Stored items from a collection
>>>
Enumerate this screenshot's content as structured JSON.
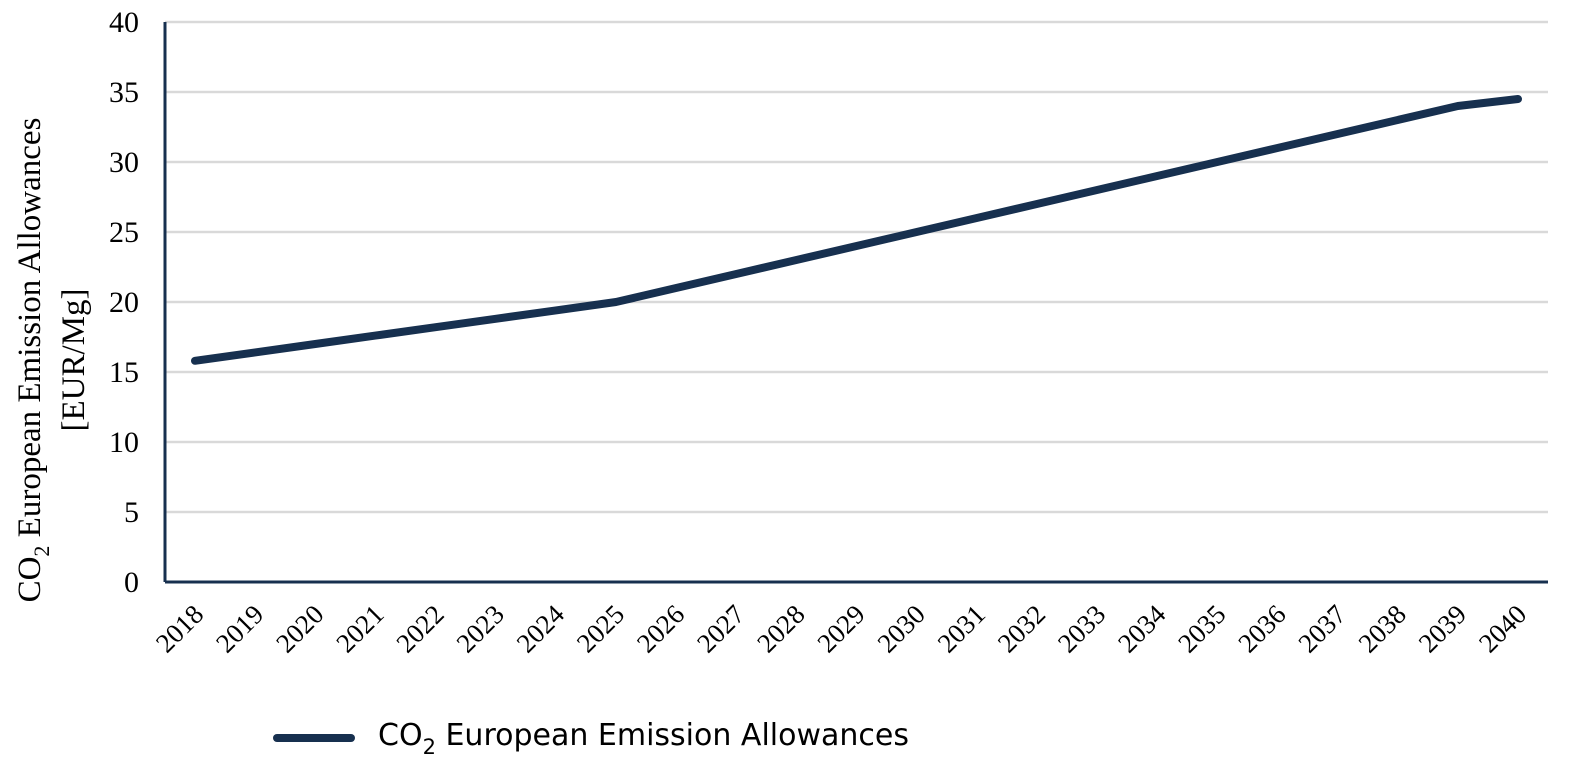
{
  "chart_data": {
    "type": "line",
    "title": "",
    "xlabel": "",
    "ylabel": {
      "prefix": "CO",
      "subscript": "2",
      "line1_rest": " European Emission Allowances",
      "line2": "[EUR/Mg]"
    },
    "ylim": [
      0,
      40
    ],
    "yticks": [
      0,
      5,
      10,
      15,
      20,
      25,
      30,
      35,
      40
    ],
    "grid": true,
    "legend_position": "bottom",
    "x": [
      "2018",
      "2019",
      "2020",
      "2021",
      "2022",
      "2023",
      "2024",
      "2025",
      "2026",
      "2027",
      "2028",
      "2029",
      "2030",
      "2031",
      "2032",
      "2033",
      "2034",
      "2035",
      "2036",
      "2037",
      "2038",
      "2039",
      "2040"
    ],
    "series": [
      {
        "name": "CO2 European Emission Allowances",
        "legend_label": {
          "prefix": "CO",
          "subscript": "2",
          "rest": " European Emission Allowances"
        },
        "color": "#17304f",
        "values": [
          15.8,
          16.4,
          17.0,
          17.6,
          18.2,
          18.8,
          19.4,
          20.0,
          21.0,
          22.0,
          23.0,
          24.0,
          25.0,
          26.0,
          27.0,
          28.0,
          29.0,
          30.0,
          31.0,
          32.0,
          33.0,
          34.0,
          34.5
        ]
      }
    ],
    "colors": {
      "grid": "#d9d9d9",
      "axis": "#17304f"
    }
  }
}
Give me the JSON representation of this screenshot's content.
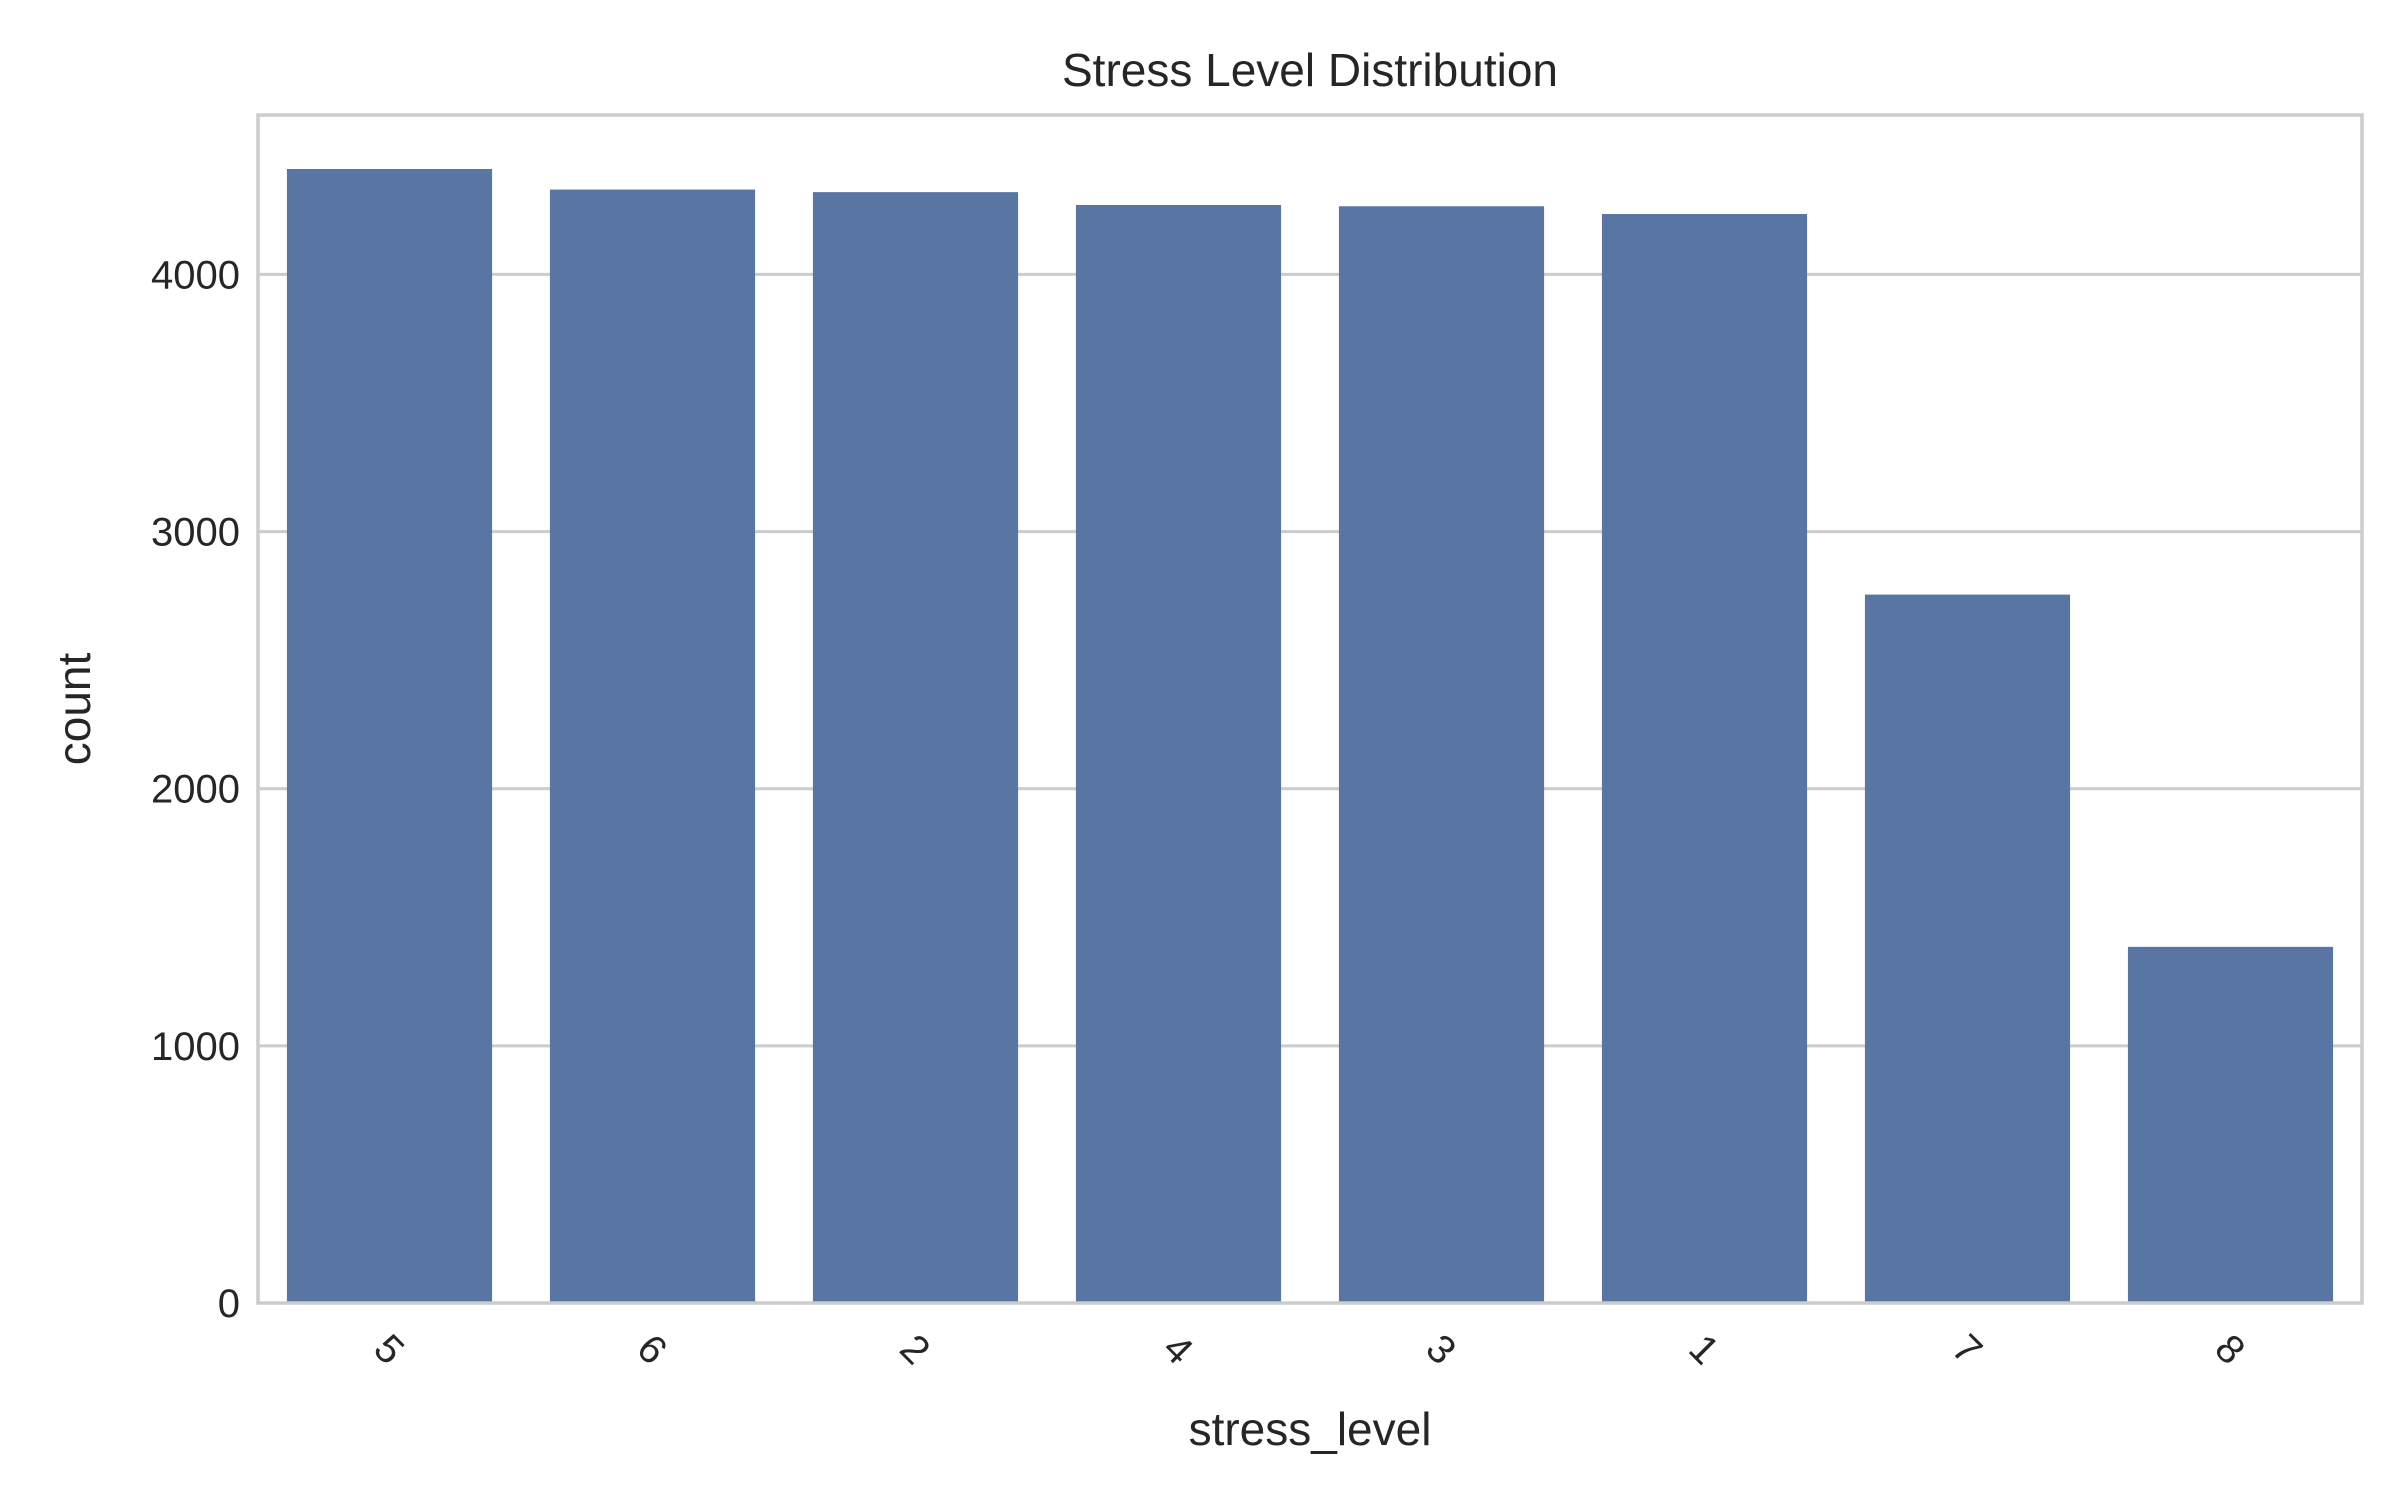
{
  "chart_data": {
    "type": "bar",
    "title": "Stress Level Distribution",
    "xlabel": "stress_level",
    "ylabel": "count",
    "categories": [
      "5",
      "6",
      "2",
      "4",
      "3",
      "1",
      "7",
      "8"
    ],
    "values": [
      4410,
      4330,
      4320,
      4270,
      4265,
      4235,
      2755,
      1385
    ],
    "ylim": [
      0,
      4620
    ],
    "yticks": [
      0,
      1000,
      2000,
      3000,
      4000
    ],
    "grid": "horizontal",
    "tick_rotation": 45,
    "colors": {
      "bar": "#5975a4",
      "grid": "#cccccc",
      "frame": "#cccccc",
      "text": "#262626"
    }
  }
}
<<<
TASK
Without including any pictures, reproduce the listing exactly.

SOLUTION TO THE PROBLEM
Enumerate this screenshot's content as structured JSON.
{
  "chart_data": {
    "type": "line",
    "title": "",
    "xlabel": "",
    "ylabel": {
      "prefix": "CO",
      "subscript": "2",
      "line1_rest": " European Emission Allowances",
      "line2": "[EUR/Mg]"
    },
    "ylim": [
      0,
      40
    ],
    "yticks": [
      0,
      5,
      10,
      15,
      20,
      25,
      30,
      35,
      40
    ],
    "grid": true,
    "legend_position": "bottom",
    "x": [
      "2018",
      "2019",
      "2020",
      "2021",
      "2022",
      "2023",
      "2024",
      "2025",
      "2026",
      "2027",
      "2028",
      "2029",
      "2030",
      "2031",
      "2032",
      "2033",
      "2034",
      "2035",
      "2036",
      "2037",
      "2038",
      "2039",
      "2040"
    ],
    "series": [
      {
        "name": "CO2 European Emission Allowances",
        "legend_label": {
          "prefix": "CO",
          "subscript": "2",
          "rest": " European Emission Allowances"
        },
        "color": "#17304f",
        "values": [
          15.8,
          16.4,
          17.0,
          17.6,
          18.2,
          18.8,
          19.4,
          20.0,
          21.0,
          22.0,
          23.0,
          24.0,
          25.0,
          26.0,
          27.0,
          28.0,
          29.0,
          30.0,
          31.0,
          32.0,
          33.0,
          34.0,
          34.5
        ]
      }
    ],
    "colors": {
      "grid": "#d9d9d9",
      "axis": "#17304f"
    }
  }
}
Give me the JSON representation of this screenshot's content.
{
  "chart_data": {
    "type": "bar",
    "title": "Stress Level Distribution",
    "xlabel": "stress_level",
    "ylabel": "count",
    "categories": [
      "5",
      "6",
      "2",
      "4",
      "3",
      "1",
      "7",
      "8"
    ],
    "values": [
      4410,
      4330,
      4320,
      4270,
      4265,
      4235,
      2755,
      1385
    ],
    "ylim": [
      0,
      4620
    ],
    "yticks": [
      0,
      1000,
      2000,
      3000,
      4000
    ],
    "grid": "horizontal",
    "tick_rotation": 45,
    "colors": {
      "bar": "#5975a4",
      "grid": "#cccccc",
      "frame": "#cccccc",
      "text": "#262626"
    }
  }
}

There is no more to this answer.